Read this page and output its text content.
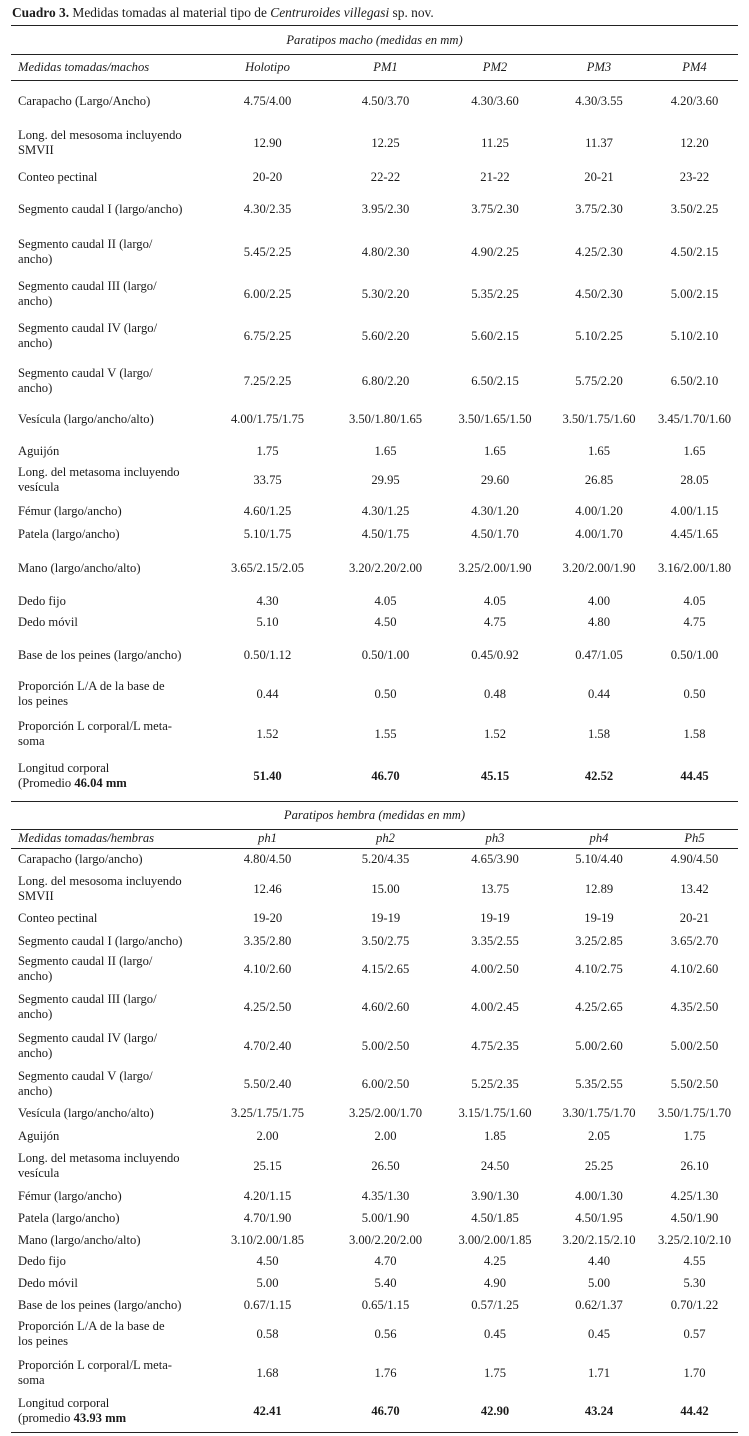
Cuadro 3. Medidas tomadas al material tipo de Centruroides villegasi sp. nov.
Paratipos macho (medidas en mm)
Medidas tomadas/machos	Holotipo	PM1	PM2	PM3	PM4
Carapacho (Largo/Ancho)	4.75/4.00	4.50/3.70	4.30/3.60	4.30/3.55	4.20/3.60
Long. del mesosoma incluyendo
SMVII
12.90	12.25	11.25	11.37	12.20
Conteo pectinal	20-20	22-22	21-22	20-21	23-22
Segmento caudal I (largo/ancho)	4.30/2.35	3.95/2.30	3.75/2.30	3.75/2.30	3.50/2.25
Segmento caudal II (largo/
ancho)
5.45/2.25	4.80/2.30	4.90/2.25	4.25/2.30	4.50/2.15
Segmento caudal III (largo/
ancho)
6.00/2.25	5.30/2.20	5.35/2.25	4.50/2.30	5.00/2.15
Segmento caudal IV (largo/
ancho)
6.75/2.25	5.60/2.20	5.60/2.15	5.10/2.25	5.10/2.10
Segmento caudal V (largo/
ancho)
7.25/2.25	6.80/2.20	6.50/2.15	5.75/2.20	6.50/2.10
Vesícula (largo/ancho/alto)	4.00/1.75/1.75	3.50/1.80/1.65	3.50/1.65/1.50	3.50/1.75/1.60	3.45/1.70/1.60
Aguijón	1.75	1.65	1.65	1.65	1.65
Long. del metasoma incluyendo
vesícula
33.75	29.95	29.60	26.85	28.05
Fémur (largo/ancho)	4.60/1.25	4.30/1.25	4.30/1.20	4.00/1.20	4.00/1.15
Patela (largo/ancho)	5.10/1.75	4.50/1.75	4.50/1.70	4.00/1.70	4.45/1.65
Mano (largo/ancho/alto)	3.65/2.15/2.05	3.20/2.20/2.00	3.25/2.00/1.90	3.20/2.00/1.90	3.16/2.00/1.80
Dedo fijo	4.30	4.05	4.05	4.00	4.05
Dedo móvil	5.10	4.50	4.75	4.80	4.75
Base de los peines (largo/ancho)	0.50/1.12	0.50/1.00	0.45/0.92	0.47/1.05	0.50/1.00
Proporción L/A de la base de
los peines
0.44	0.50	0.48	0.44	0.50
Proporción L corporal/L meta-
soma
1.52	1.55	1.52	1.58	1.58
Longitud corporal
(Promedio 46.04 mm
51.40	46.70	45.15	42.52	44.45
Paratipos hembra (medidas en mm)
Medidas tomadas/hembras	ph1	ph2	ph3	ph4	Ph5
Carapacho (largo/ancho)	4.80/4.50	5.20/4.35	4.65/3.90	5.10/4.40	4.90/4.50
Long. del mesosoma incluyendo
SMVII
12.46	15.00	13.75	12.89	13.42
Conteo pectinal	19-20	19-19	19-19	19-19	20-21
Segmento caudal I (largo/ancho)	3.35/2.80	3.50/2.75	3.35/2.55	3.25/2.85	3.65/2.70
Segmento caudal II (largo/
ancho)
4.10/2.60	4.15/2.65	4.00/2.50	4.10/2.75	4.10/2.60
Segmento caudal III (largo/
ancho)
4.25/2.50	4.60/2.60	4.00/2.45	4.25/2.65	4.35/2.50
Segmento caudal IV (largo/
ancho)
4.70/2.40	5.00/2.50	4.75/2.35	5.00/2.60	5.00/2.50
Segmento caudal V (largo/
ancho)
5.50/2.40	6.00/2.50	5.25/2.35	5.35/2.55	5.50/2.50
Vesícula (largo/ancho/alto)	3.25/1.75/1.75	3.25/2.00/1.70	3.15/1.75/1.60	3.30/1.75/1.70	3.50/1.75/1.70
Aguijón	2.00	2.00	1.85	2.05	1.75
Long. del metasoma incluyendo
vesícula
25.15	26.50	24.50	25.25	26.10
Fémur (largo/ancho)	4.20/1.15	4.35/1.30	3.90/1.30	4.00/1.30	4.25/1.30
Patela (largo/ancho)	4.70/1.90	5.00/1.90	4.50/1.85	4.50/1.95	4.50/1.90
Mano (largo/ancho/alto)	3.10/2.00/1.85	3.00/2.20/2.00	3.00/2.00/1.85	3.20/2.15/2.10	3.25/2.10/2.10
Dedo fijo	4.50	4.70	4.25	4.40	4.55
Dedo móvil	5.00	5.40	4.90	5.00	5.30
Base de los peines (largo/ancho)	0.67/1.15	0.65/1.15	0.57/1.25	0.62/1.37	0.70/1.22
Proporción L/A de la base de
los peines
0.58	0.56	0.45	0.45	0.57
Proporción L corporal/L meta-
soma
1.68	1.76	1.75	1.71	1.70
Longitud corporal
(promedio 43.93 mm
42.41	46.70	42.90	43.24	44.42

__Exercise directions__
Every line above should be returned word for word, with the pictures left behind.

__The answer__
Read this page and output its text content.
Cuadro 3. Medidas tomadas al material tipo de Centruroides villegasi sp. nov.
Paratipos macho (medidas en mm)
Medidas tomadas/machos	Holotipo	PM1	PM2	PM3	PM4
Carapacho (Largo/Ancho)	4.75/4.00	4.50/3.70	4.30/3.60	4.30/3.55	4.20/3.60
Long. del mesosoma incluyendo
SMVII
12.90	12.25	11.25	11.37	12.20
Conteo pectinal	20-20	22-22	21-22	20-21	23-22
Segmento caudal I (largo/ancho)	4.30/2.35	3.95/2.30	3.75/2.30	3.75/2.30	3.50/2.25
Segmento caudal II (largo/
ancho)
5.45/2.25	4.80/2.30	4.90/2.25	4.25/2.30	4.50/2.15
Segmento caudal III (largo/
ancho)
6.00/2.25	5.30/2.20	5.35/2.25	4.50/2.30	5.00/2.15
Segmento caudal IV (largo/
ancho)
6.75/2.25	5.60/2.20	5.60/2.15	5.10/2.25	5.10/2.10
Segmento caudal V (largo/
ancho)
7.25/2.25	6.80/2.20	6.50/2.15	5.75/2.20	6.50/2.10
Vesícula (largo/ancho/alto)	4.00/1.75/1.75	3.50/1.80/1.65	3.50/1.65/1.50	3.50/1.75/1.60	3.45/1.70/1.60
Aguijón	1.75	1.65	1.65	1.65	1.65
Long. del metasoma incluyendo
vesícula
33.75	29.95	29.60	26.85	28.05
Fémur (largo/ancho)	4.60/1.25	4.30/1.25	4.30/1.20	4.00/1.20	4.00/1.15
Patela (largo/ancho)	5.10/1.75	4.50/1.75	4.50/1.70	4.00/1.70	4.45/1.65
Mano (largo/ancho/alto)	3.65/2.15/2.05	3.20/2.20/2.00	3.25/2.00/1.90	3.20/2.00/1.90	3.16/2.00/1.80
Dedo fijo	4.30	4.05	4.05	4.00	4.05
Dedo móvil	5.10	4.50	4.75	4.80	4.75
Base de los peines (largo/ancho)	0.50/1.12	0.50/1.00	0.45/0.92	0.47/1.05	0.50/1.00
Proporción L/A de la base de
los peines
0.44	0.50	0.48	0.44	0.50
Proporción L corporal/L meta-
soma
1.52	1.55	1.52	1.58	1.58
Longitud corporal
(Promedio 46.04 mm
51.40	46.70	45.15	42.52	44.45
Paratipos hembra (medidas en mm)
Medidas tomadas/hembras	ph1	ph2	ph3	ph4	Ph5
Carapacho (largo/ancho)	4.80/4.50	5.20/4.35	4.65/3.90	5.10/4.40	4.90/4.50
Long. del mesosoma incluyendo
SMVII
12.46	15.00	13.75	12.89	13.42
Conteo pectinal	19-20	19-19	19-19	19-19	20-21
Segmento caudal I (largo/ancho)	3.35/2.80	3.50/2.75	3.35/2.55	3.25/2.85	3.65/2.70
Segmento caudal II (largo/
ancho)
4.10/2.60	4.15/2.65	4.00/2.50	4.10/2.75	4.10/2.60
Segmento caudal III (largo/
ancho)
4.25/2.50	4.60/2.60	4.00/2.45	4.25/2.65	4.35/2.50
Segmento caudal IV (largo/
ancho)
4.70/2.40	5.00/2.50	4.75/2.35	5.00/2.60	5.00/2.50
Segmento caudal V (largo/
ancho)
5.50/2.40	6.00/2.50	5.25/2.35	5.35/2.55	5.50/2.50
Vesícula (largo/ancho/alto)	3.25/1.75/1.75	3.25/2.00/1.70	3.15/1.75/1.60	3.30/1.75/1.70	3.50/1.75/1.70
Aguijón	2.00	2.00	1.85	2.05	1.75
Long. del metasoma incluyendo
vesícula
25.15	26.50	24.50	25.25	26.10
Fémur (largo/ancho)	4.20/1.15	4.35/1.30	3.90/1.30	4.00/1.30	4.25/1.30
Patela (largo/ancho)	4.70/1.90	5.00/1.90	4.50/1.85	4.50/1.95	4.50/1.90
Mano (largo/ancho/alto)	3.10/2.00/1.85	3.00/2.20/2.00	3.00/2.00/1.85	3.20/2.15/2.10	3.25/2.10/2.10
Dedo fijo	4.50	4.70	4.25	4.40	4.55
Dedo móvil	5.00	5.40	4.90	5.00	5.30
Base de los peines (largo/ancho)	0.67/1.15	0.65/1.15	0.57/1.25	0.62/1.37	0.70/1.22
Proporción L/A de la base de
los peines
0.58	0.56	0.45	0.45	0.57
Proporción L corporal/L meta-
soma
1.68	1.76	1.75	1.71	1.70
Longitud corporal
(promedio 43.93 mm
42.41	46.70	42.90	43.24	44.42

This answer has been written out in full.